> **Exercise objective**:
Answer these questions about the passage on metaphysics and history.
(a) Whom does the passage credit with proposing that we "stop bravely at the surface"?
(b) What two examples, each with its place, are given of things objected to on the ground of history's contingency?
(c) What does the passage say ideologies, like religions, are subtended by?

What Joe and Jay seem to forget is that everyone is really just doing their best to express themselves under the historical circumstances, and to figure out what is right to do, more or less aware of their limitations. Instead of believing we can plumb the depths of their metaphysics, or our own, I think we should "stop bravely at the surface" as Nietzsche proposed, and object to, oppose and occasionally combat the stuff that is palpably going on, rather than the alleged certainties that allegedly make it possible.
The effort to ground a critique of metaphysics in the contingency of history in order to object to everything from veils (in Afghanistan) to capital punishment (in Texas) seems to me to be a long way to go to make a pretty straightforward, if controversial, moral claim.
Ideologies, like religions, are subtended by fear and trembling. One takes the child to the mountain or to the ocean because the god must have blood, but there is not the man of faith who doen't consider the possibility that he has misunderstood what the god was trying to say. Likewise, Enlightenment ideologues must now and then suspect that thinking itself is an instrument of reaction. All the while pacing out the trail to Moria.
Thomas writes:
"What Joe and Jay seem to forget is that everyone is really just doing their best to express themselves under the historical circumstances, and to figure out what is right to do, more or less aware of their limitations."

> **Information supplied**:

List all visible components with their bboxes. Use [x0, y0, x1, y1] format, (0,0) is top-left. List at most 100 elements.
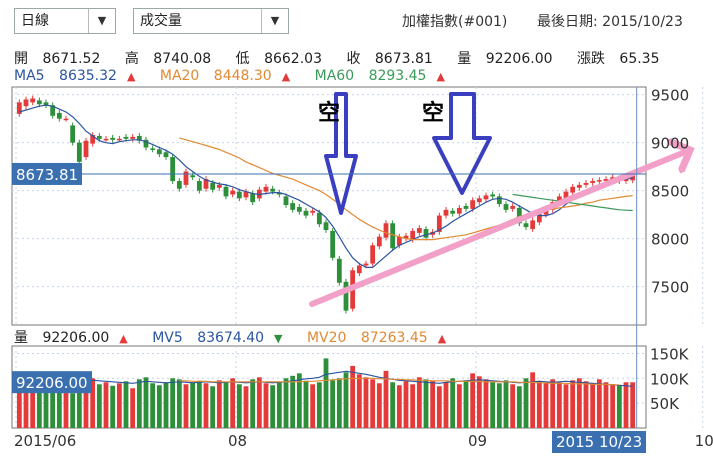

> **Problem solution**:
(a) Nietzsche.
(b) Veils in Afghanistan and capital punishment in Texas.
(c) Fear and trembling.